Figure content listings:
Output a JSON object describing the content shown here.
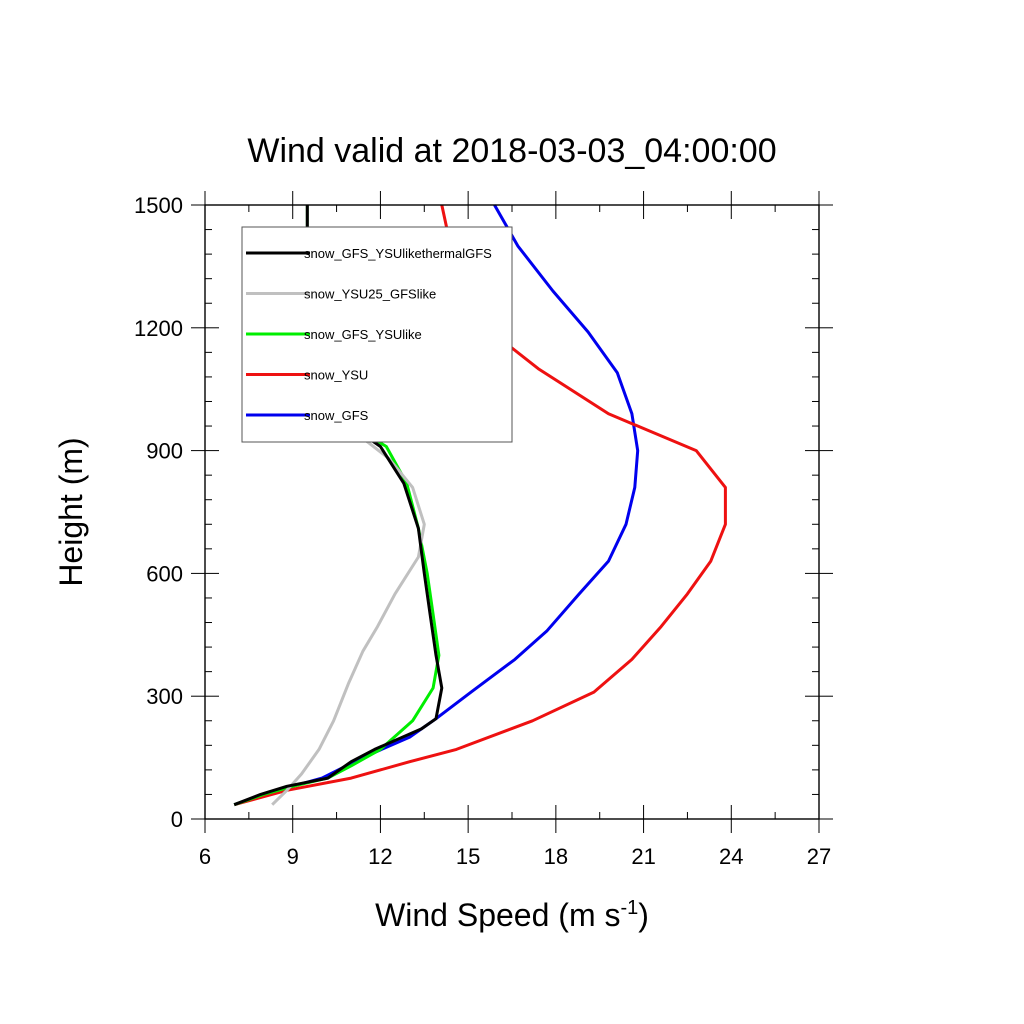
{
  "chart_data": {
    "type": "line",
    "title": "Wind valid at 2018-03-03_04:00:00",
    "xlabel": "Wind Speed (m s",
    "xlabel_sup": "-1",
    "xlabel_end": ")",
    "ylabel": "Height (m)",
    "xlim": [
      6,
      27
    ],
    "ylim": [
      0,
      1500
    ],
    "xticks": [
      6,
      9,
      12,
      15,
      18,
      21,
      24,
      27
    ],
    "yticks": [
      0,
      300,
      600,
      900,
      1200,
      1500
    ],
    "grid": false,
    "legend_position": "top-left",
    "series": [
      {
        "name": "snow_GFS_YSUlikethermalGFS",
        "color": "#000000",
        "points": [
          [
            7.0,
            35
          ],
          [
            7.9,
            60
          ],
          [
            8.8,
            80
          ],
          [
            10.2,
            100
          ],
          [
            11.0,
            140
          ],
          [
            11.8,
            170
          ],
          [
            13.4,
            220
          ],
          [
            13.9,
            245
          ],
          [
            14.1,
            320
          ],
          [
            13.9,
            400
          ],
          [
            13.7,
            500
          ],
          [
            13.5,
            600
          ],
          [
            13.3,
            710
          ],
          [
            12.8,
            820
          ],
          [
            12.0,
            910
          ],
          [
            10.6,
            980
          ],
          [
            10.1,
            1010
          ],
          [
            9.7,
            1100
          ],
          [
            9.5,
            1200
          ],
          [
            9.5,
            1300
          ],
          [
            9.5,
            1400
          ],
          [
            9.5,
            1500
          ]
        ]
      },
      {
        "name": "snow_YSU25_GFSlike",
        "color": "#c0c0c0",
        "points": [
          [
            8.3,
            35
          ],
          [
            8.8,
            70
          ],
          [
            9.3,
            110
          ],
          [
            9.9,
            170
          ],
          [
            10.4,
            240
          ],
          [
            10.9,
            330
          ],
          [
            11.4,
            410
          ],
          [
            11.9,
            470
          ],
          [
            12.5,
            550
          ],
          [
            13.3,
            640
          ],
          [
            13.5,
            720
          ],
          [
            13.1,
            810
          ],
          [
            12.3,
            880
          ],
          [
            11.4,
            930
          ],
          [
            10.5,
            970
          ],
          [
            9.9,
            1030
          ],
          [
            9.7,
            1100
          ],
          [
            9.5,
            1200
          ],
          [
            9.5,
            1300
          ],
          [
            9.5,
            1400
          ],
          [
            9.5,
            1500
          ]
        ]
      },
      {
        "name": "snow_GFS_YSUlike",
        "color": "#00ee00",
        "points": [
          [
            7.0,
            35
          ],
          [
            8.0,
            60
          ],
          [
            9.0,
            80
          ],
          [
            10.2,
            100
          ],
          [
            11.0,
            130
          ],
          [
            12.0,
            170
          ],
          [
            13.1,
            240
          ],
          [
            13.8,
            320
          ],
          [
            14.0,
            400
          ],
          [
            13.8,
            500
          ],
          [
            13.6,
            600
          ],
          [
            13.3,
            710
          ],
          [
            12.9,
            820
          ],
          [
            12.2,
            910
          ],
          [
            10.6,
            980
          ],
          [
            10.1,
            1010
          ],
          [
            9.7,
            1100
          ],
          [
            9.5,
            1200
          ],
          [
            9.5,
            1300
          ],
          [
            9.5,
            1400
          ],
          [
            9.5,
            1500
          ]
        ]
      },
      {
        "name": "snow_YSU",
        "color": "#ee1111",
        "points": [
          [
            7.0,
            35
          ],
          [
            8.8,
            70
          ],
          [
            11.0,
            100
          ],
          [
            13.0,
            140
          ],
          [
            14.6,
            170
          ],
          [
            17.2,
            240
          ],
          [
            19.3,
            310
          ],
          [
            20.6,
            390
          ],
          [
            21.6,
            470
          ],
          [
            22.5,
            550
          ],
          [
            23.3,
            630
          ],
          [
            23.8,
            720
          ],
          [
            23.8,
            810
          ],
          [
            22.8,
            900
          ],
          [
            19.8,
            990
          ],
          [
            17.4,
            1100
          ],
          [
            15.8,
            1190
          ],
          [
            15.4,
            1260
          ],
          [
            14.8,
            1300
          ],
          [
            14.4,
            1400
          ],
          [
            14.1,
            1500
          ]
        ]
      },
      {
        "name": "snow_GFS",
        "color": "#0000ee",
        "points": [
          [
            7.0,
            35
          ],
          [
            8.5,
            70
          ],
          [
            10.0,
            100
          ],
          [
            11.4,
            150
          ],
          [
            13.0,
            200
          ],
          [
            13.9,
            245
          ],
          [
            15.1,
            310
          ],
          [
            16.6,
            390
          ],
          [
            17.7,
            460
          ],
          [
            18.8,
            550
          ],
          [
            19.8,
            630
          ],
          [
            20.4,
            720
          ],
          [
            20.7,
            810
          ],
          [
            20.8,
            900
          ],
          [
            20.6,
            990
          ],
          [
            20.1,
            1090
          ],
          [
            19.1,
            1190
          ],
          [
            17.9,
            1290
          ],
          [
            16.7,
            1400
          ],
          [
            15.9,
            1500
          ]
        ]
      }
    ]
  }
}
==
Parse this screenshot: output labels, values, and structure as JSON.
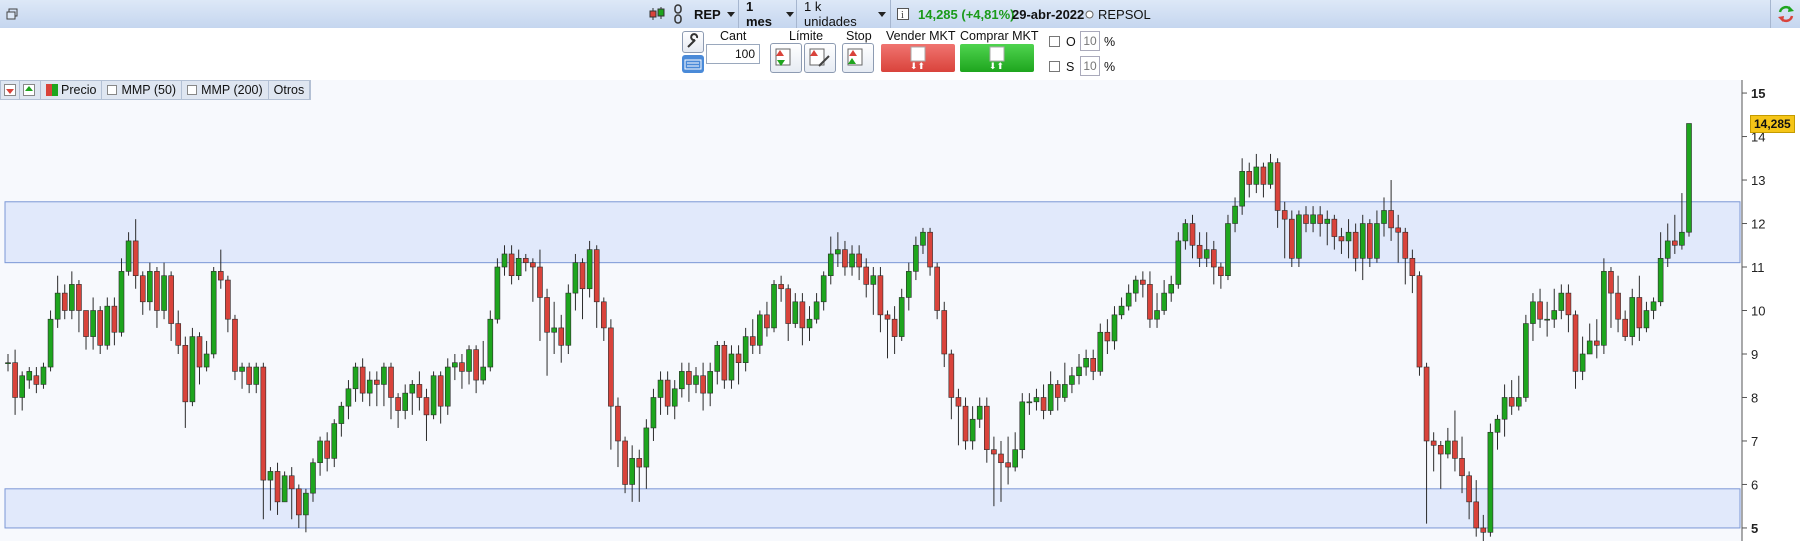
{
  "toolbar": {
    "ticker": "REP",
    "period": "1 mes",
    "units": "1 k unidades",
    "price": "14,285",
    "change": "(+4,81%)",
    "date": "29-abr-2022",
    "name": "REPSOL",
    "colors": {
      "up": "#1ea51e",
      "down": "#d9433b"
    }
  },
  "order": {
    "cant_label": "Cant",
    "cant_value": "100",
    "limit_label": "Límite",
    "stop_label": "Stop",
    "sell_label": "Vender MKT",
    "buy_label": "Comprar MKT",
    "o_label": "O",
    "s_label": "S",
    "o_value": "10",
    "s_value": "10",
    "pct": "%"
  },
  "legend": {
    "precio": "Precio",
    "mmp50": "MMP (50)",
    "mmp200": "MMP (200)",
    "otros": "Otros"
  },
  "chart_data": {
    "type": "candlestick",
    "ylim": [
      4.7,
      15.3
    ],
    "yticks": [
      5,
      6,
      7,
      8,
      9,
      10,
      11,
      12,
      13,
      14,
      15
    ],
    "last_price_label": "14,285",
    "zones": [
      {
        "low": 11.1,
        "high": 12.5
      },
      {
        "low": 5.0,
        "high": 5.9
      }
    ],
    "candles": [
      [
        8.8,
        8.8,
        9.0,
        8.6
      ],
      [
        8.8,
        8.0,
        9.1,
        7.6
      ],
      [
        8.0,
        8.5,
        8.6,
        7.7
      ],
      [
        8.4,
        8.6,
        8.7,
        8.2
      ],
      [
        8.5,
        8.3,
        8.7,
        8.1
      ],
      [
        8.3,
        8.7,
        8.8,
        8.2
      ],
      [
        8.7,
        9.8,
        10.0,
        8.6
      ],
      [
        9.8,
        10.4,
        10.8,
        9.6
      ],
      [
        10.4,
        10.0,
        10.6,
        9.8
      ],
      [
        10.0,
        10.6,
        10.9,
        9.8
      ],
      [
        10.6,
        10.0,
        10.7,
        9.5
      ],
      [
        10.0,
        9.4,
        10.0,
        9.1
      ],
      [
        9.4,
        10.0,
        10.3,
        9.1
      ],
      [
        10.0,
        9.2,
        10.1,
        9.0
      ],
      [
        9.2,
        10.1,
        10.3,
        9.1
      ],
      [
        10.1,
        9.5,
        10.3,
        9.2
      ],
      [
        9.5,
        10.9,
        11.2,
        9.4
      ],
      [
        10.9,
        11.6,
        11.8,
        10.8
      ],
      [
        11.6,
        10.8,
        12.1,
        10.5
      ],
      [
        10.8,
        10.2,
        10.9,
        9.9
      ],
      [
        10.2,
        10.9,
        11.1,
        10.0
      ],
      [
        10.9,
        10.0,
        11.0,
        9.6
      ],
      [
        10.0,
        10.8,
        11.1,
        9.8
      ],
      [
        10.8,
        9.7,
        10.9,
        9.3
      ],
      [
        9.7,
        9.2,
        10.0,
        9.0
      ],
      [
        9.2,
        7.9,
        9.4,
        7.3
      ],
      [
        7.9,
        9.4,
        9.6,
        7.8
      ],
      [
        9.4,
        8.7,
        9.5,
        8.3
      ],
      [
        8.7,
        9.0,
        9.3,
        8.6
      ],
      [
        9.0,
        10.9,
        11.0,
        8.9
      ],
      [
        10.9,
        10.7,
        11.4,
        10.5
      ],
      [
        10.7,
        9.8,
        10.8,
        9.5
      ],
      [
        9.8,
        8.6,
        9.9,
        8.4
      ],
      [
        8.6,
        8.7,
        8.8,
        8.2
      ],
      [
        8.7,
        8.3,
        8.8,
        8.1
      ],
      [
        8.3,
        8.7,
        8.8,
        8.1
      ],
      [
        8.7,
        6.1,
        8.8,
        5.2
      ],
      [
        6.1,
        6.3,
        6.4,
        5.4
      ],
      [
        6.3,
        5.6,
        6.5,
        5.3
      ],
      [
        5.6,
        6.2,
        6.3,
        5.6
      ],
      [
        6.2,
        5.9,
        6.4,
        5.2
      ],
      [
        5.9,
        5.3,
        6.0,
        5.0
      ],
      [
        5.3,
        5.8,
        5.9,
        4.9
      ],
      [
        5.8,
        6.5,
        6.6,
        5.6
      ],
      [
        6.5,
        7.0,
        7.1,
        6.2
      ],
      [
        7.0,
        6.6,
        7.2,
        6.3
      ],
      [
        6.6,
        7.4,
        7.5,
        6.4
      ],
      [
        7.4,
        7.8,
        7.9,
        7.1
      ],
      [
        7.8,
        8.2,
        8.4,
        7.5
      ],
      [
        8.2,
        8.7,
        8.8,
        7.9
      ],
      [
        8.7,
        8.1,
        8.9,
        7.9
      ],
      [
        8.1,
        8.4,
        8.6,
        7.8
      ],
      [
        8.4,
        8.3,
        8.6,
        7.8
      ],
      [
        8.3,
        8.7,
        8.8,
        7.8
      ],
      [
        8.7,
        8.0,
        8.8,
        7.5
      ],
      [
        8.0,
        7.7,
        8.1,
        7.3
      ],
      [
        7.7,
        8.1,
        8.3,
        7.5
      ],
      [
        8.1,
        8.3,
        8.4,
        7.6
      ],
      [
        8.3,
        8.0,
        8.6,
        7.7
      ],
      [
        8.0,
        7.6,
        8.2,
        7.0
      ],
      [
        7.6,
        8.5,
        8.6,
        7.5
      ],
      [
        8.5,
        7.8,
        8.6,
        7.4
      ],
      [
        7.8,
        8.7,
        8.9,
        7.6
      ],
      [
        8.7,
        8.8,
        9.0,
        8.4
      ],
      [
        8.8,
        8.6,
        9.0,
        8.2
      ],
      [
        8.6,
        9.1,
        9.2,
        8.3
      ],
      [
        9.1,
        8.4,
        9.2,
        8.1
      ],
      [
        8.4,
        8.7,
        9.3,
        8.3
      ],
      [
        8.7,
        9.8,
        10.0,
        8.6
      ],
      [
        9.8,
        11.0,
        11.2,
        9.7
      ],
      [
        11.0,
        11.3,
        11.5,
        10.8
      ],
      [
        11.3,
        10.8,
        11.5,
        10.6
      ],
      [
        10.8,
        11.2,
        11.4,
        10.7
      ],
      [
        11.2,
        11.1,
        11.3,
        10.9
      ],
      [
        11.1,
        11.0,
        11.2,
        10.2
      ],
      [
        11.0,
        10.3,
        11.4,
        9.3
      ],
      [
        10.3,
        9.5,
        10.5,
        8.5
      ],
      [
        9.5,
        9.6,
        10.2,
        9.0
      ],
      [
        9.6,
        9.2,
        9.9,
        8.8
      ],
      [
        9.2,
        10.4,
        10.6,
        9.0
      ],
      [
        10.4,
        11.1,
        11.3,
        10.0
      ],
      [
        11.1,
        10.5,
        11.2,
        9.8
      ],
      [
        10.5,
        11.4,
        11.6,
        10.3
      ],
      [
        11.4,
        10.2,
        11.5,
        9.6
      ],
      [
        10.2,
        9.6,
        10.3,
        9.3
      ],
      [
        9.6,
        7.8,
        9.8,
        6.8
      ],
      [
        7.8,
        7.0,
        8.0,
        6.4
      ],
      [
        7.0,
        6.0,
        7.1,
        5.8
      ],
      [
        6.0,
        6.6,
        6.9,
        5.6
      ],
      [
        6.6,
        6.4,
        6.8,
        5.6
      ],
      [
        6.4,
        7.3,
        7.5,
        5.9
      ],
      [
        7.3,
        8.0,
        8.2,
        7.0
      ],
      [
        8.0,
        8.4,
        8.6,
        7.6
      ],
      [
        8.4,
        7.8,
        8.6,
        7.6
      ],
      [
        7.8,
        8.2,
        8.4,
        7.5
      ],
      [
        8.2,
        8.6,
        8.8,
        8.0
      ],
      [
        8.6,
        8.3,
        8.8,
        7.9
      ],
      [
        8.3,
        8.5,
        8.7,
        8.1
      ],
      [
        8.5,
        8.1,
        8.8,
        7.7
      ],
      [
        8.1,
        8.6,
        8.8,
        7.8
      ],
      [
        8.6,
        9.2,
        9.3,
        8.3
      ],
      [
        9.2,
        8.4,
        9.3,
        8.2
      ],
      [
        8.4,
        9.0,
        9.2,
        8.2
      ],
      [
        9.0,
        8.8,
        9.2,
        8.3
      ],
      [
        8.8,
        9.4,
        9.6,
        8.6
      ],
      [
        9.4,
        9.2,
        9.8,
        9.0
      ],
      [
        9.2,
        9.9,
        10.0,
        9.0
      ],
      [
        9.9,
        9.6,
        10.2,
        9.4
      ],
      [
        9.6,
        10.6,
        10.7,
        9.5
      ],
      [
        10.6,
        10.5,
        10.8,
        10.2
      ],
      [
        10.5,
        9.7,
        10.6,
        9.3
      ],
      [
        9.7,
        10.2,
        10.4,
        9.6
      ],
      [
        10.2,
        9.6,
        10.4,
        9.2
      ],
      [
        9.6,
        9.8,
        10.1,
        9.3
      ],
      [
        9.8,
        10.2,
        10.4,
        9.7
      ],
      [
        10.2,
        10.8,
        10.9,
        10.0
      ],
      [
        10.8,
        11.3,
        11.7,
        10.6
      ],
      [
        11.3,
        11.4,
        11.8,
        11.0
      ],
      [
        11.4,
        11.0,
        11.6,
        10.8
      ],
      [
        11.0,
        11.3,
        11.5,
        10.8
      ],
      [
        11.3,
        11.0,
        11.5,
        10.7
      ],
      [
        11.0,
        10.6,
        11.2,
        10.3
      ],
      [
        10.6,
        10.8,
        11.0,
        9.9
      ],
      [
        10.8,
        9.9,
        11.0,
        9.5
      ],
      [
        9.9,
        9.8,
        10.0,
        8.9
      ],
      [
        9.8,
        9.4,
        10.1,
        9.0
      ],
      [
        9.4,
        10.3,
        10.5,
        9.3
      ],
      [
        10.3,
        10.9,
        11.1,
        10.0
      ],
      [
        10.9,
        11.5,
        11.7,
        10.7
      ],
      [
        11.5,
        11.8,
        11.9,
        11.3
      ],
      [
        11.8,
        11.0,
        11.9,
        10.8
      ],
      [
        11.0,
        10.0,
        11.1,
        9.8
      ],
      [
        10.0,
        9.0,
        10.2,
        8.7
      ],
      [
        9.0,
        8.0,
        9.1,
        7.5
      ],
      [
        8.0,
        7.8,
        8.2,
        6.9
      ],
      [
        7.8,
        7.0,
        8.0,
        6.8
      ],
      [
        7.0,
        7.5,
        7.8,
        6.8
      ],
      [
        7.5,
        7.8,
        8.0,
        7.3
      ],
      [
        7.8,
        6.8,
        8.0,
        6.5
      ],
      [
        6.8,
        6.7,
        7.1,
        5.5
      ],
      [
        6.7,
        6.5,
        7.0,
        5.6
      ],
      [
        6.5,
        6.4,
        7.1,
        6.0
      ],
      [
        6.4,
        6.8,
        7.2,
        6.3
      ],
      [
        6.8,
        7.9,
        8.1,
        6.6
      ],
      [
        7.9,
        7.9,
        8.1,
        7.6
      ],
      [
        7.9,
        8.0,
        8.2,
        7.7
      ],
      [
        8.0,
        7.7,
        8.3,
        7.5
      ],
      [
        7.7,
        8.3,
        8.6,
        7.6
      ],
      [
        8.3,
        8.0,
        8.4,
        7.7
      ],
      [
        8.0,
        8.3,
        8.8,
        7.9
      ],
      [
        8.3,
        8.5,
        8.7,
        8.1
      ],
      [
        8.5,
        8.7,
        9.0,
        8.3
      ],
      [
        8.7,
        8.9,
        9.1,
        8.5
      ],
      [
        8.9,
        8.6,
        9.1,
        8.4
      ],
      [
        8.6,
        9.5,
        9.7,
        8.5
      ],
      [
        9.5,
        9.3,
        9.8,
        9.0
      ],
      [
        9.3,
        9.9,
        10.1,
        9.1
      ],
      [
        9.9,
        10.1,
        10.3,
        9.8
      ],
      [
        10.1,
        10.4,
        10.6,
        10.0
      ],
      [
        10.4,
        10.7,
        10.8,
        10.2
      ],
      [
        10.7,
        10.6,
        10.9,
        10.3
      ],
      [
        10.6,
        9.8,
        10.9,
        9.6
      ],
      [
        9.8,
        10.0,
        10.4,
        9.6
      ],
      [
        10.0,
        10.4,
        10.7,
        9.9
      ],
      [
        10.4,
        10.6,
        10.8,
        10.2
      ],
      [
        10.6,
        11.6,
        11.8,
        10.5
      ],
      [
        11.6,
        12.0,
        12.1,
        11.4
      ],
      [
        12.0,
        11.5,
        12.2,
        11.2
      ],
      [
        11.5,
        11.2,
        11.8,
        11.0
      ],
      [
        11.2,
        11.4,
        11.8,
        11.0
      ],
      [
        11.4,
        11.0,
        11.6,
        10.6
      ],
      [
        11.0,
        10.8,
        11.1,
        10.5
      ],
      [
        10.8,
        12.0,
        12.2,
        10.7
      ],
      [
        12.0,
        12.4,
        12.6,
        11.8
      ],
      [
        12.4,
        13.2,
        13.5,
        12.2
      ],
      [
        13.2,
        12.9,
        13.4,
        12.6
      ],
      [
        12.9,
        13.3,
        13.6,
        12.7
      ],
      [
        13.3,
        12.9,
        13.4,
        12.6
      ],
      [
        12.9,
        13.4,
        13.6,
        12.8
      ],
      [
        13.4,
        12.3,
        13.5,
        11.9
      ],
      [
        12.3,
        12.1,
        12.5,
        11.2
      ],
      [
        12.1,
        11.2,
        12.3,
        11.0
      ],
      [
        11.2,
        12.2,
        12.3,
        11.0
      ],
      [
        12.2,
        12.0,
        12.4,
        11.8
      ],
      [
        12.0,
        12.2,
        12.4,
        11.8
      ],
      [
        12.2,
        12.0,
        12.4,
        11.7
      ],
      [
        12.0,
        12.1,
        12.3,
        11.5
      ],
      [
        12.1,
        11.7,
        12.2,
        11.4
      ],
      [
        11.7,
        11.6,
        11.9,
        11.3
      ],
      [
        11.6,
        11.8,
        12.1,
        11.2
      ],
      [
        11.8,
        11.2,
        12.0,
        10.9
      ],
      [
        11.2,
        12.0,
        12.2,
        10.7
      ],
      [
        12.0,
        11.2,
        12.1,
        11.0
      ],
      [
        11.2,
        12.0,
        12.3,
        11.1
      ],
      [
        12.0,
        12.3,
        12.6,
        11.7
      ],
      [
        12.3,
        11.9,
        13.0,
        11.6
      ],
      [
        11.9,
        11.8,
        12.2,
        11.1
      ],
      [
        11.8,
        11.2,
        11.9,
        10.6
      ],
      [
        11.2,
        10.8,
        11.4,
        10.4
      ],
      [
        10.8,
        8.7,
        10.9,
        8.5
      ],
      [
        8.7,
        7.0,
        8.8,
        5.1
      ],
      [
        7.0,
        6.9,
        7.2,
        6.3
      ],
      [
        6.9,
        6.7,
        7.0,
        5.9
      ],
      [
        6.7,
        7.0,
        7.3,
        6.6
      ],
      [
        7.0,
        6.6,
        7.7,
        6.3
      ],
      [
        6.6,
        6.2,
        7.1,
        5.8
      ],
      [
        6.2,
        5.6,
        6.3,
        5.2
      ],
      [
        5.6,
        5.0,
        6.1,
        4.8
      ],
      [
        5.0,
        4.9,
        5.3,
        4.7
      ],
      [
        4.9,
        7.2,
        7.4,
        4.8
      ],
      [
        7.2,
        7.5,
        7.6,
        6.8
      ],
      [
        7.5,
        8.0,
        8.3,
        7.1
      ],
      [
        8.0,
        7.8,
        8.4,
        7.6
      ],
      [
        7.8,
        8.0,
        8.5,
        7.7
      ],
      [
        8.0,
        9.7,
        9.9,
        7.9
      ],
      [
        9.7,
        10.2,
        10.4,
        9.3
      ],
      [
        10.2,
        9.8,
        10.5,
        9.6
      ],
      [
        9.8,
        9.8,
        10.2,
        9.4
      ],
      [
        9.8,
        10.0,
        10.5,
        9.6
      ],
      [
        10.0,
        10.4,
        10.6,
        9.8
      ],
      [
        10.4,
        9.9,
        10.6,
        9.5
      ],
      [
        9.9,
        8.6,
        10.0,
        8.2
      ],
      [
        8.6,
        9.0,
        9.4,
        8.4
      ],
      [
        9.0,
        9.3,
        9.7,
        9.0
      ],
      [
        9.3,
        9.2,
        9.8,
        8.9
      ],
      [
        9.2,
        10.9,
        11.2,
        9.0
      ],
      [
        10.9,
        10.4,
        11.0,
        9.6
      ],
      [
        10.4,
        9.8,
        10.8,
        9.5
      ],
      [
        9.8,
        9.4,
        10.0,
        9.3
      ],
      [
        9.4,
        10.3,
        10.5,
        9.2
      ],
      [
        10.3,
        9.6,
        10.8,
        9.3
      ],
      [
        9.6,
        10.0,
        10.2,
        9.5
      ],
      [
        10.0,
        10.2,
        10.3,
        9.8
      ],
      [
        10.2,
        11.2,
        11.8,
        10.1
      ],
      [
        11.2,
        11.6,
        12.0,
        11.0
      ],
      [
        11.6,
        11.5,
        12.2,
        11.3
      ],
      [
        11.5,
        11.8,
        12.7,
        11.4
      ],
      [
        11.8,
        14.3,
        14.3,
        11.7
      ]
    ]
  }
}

Set task
Check each line above for the word "name", and copy the lines where it appears.

In response
        "name": "snow_GFS_YSUlikethermalGFS",
        "name": "snow_YSU25_GFSlike",
        "name": "snow_GFS_YSUlike",
        "name": "snow_YSU",
        "name": "snow_GFS",
    "name": "REPSOL",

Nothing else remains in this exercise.